WORK TO COMPLETE
Show each line of the data below that has the string "this" in it.

(Collected data)
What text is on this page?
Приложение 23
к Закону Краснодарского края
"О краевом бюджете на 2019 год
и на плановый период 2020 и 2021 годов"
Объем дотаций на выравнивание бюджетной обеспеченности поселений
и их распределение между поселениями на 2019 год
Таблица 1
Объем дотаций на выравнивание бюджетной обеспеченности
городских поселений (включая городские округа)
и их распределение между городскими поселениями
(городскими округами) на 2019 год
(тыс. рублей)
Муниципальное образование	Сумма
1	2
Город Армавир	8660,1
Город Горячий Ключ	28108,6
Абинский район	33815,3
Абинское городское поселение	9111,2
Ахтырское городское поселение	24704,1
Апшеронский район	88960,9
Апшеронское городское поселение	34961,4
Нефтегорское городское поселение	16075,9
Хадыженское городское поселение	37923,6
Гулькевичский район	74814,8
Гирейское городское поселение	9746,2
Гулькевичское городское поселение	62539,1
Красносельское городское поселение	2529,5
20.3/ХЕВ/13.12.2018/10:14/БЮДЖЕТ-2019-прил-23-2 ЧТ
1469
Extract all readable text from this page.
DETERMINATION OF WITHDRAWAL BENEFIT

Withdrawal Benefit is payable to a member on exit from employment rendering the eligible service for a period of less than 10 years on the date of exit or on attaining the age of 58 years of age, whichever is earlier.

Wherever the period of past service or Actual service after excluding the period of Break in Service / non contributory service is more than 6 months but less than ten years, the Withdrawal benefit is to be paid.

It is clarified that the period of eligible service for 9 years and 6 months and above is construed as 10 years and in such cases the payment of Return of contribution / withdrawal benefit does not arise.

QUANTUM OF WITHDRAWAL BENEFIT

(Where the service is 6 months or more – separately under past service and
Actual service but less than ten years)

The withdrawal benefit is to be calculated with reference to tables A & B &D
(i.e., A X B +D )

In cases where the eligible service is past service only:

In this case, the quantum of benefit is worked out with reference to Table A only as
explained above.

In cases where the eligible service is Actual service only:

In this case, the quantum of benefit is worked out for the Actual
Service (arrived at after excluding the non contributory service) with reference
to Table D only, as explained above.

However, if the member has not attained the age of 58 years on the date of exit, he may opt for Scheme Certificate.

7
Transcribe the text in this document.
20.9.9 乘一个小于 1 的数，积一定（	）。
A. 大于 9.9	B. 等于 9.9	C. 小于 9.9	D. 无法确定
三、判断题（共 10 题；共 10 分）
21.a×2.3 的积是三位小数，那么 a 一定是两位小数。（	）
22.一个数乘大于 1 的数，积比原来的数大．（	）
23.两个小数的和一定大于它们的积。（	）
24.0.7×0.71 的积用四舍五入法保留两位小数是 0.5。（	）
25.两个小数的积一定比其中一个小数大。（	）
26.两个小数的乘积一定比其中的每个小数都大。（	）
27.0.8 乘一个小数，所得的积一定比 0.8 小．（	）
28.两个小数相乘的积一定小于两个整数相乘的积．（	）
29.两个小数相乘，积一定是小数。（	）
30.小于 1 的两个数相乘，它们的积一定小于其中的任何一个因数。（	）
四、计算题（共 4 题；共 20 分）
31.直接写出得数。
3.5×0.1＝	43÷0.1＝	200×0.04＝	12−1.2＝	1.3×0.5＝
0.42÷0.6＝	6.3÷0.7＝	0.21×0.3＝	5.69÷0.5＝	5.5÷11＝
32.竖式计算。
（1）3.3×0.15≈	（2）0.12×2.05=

WRITTEN RESPONSE
What text is on this page?
Extract all readable text from this page.
In this case, the quantum of benefit is worked out with reference to Table A only as
In this case, the quantum of benefit is worked out for the Actual
Transcribe the text in this document.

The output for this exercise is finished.